- What to produce -
Write out the records word for word, beginning at their first line and ending with the line that contains "134, 933, 157]".

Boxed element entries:
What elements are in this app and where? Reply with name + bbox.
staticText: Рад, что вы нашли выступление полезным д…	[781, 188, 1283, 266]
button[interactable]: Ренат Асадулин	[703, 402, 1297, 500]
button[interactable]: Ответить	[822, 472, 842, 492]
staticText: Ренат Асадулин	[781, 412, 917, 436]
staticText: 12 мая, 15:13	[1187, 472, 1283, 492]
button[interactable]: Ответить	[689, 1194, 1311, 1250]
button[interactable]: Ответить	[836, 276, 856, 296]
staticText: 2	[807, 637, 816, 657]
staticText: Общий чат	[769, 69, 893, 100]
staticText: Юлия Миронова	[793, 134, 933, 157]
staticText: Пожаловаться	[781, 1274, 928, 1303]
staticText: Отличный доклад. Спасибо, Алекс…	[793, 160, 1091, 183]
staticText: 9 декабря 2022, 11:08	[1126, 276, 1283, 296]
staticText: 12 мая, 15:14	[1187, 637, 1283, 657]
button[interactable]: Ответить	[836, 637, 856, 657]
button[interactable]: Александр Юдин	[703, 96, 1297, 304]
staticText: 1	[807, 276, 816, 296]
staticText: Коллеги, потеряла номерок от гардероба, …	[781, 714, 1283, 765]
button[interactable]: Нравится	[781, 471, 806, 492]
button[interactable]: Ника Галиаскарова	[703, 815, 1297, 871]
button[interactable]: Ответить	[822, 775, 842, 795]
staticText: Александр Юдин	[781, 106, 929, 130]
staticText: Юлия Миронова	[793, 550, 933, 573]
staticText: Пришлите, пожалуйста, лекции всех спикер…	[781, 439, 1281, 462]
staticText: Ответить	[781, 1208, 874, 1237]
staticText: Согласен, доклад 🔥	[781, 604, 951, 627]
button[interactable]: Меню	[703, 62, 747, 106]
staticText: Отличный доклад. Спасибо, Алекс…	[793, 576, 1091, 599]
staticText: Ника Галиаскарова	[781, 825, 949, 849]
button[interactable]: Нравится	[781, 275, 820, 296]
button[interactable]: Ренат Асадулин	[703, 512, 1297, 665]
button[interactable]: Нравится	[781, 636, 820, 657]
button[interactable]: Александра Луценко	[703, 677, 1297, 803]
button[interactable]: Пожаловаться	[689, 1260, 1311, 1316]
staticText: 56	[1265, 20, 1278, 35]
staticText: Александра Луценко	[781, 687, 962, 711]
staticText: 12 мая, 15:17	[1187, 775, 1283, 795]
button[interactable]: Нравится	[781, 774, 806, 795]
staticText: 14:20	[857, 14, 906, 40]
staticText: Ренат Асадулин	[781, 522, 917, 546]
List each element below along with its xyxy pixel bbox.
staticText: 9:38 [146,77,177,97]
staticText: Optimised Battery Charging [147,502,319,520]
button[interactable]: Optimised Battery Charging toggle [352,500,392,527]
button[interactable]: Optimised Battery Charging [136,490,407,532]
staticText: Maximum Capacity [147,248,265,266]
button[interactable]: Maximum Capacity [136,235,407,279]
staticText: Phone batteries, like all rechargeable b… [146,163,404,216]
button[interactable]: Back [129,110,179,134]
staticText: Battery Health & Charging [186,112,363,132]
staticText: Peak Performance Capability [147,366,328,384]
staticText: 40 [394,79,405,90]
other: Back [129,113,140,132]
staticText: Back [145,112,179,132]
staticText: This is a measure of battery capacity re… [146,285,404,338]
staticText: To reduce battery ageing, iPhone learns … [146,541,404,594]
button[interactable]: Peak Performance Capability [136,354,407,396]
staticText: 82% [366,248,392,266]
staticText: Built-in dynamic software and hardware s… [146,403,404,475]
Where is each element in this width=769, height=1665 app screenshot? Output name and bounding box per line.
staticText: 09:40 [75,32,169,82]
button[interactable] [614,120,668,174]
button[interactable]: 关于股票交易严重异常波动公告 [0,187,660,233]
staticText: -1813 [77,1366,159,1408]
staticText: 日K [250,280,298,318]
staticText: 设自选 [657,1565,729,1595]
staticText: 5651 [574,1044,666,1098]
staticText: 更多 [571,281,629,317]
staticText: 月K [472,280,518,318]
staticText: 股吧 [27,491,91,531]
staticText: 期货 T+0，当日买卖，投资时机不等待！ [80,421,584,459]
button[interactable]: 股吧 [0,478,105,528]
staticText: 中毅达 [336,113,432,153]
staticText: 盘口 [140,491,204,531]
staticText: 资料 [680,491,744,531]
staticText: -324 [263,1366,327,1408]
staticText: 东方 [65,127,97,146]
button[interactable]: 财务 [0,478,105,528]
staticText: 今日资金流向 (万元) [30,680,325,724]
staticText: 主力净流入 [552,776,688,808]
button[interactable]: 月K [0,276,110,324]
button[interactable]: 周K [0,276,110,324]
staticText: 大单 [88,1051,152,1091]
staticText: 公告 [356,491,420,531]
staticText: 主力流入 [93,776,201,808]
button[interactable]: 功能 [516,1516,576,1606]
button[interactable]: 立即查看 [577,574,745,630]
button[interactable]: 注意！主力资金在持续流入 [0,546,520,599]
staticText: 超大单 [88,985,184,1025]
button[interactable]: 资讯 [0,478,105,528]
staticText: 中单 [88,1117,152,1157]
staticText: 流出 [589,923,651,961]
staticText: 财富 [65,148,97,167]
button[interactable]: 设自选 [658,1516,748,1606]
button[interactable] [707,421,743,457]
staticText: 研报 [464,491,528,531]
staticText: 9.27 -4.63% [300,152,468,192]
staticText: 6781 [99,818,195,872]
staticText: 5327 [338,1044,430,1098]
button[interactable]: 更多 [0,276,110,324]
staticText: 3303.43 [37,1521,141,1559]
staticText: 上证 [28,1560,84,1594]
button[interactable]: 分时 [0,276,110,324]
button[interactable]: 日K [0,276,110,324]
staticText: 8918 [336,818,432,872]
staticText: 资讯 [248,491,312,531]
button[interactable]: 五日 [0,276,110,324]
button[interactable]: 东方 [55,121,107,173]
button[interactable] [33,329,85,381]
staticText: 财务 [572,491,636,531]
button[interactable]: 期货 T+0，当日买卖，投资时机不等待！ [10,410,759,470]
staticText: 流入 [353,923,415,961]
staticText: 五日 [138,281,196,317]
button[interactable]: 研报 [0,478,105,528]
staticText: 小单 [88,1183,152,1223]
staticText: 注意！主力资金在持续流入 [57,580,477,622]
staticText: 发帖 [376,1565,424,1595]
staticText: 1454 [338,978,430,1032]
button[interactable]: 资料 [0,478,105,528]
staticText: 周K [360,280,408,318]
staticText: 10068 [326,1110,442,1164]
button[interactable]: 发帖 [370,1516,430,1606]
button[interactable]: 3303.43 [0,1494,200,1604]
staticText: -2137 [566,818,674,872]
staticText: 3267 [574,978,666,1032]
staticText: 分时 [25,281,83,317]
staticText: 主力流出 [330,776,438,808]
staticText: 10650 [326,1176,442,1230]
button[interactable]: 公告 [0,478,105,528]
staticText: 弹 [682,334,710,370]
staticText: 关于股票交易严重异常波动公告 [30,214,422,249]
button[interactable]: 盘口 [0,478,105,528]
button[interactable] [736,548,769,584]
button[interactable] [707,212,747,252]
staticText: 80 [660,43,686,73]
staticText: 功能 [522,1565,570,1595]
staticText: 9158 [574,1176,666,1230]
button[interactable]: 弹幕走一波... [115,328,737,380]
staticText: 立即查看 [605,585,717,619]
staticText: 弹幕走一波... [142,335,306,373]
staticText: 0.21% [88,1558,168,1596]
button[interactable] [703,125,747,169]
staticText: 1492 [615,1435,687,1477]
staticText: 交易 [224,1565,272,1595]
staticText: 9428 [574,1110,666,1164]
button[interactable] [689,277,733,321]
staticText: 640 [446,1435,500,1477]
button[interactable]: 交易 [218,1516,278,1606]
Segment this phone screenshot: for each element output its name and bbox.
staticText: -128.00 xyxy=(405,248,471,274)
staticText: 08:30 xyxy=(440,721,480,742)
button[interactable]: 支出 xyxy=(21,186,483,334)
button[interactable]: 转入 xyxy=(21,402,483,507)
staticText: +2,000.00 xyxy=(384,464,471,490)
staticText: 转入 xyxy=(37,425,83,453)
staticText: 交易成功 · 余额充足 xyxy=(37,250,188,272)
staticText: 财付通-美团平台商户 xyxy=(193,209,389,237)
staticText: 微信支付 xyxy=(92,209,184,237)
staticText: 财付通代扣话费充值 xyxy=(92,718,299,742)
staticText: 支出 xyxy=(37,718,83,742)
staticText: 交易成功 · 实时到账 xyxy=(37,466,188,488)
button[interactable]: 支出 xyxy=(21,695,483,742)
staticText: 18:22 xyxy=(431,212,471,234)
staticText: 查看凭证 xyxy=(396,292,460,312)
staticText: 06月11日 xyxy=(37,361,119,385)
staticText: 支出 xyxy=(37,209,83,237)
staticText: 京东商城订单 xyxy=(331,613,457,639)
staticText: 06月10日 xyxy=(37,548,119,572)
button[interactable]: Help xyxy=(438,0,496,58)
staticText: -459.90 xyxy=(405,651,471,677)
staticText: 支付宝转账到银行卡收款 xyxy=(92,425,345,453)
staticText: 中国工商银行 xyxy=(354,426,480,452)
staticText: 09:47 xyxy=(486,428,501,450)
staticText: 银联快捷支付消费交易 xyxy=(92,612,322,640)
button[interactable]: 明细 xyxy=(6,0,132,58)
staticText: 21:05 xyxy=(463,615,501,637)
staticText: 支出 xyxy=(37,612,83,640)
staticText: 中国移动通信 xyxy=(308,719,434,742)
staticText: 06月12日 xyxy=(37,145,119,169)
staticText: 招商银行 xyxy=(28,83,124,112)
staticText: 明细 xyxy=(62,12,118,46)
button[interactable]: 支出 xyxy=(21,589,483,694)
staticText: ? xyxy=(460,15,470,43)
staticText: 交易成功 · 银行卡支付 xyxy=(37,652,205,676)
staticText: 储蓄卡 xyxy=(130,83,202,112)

- Task answer -
What elements are in this app and where? Reply with name + bbox.
staticText: Рад, что вы нашли выступление полезным д…	[781, 188, 1283, 266]
button[interactable]: Ренат Асадулин	[703, 402, 1297, 500]
button[interactable]: Ответить	[822, 472, 842, 492]
staticText: Ренат Асадулин	[781, 412, 917, 436]
staticText: 12 мая, 15:13	[1187, 472, 1283, 492]
button[interactable]: Ответить	[689, 1194, 1311, 1250]
button[interactable]: Ответить	[836, 276, 856, 296]
staticText: 2	[807, 637, 816, 657]
staticText: Общий чат	[769, 69, 893, 100]
staticText: Юлия Миронова	[793, 134, 933, 157]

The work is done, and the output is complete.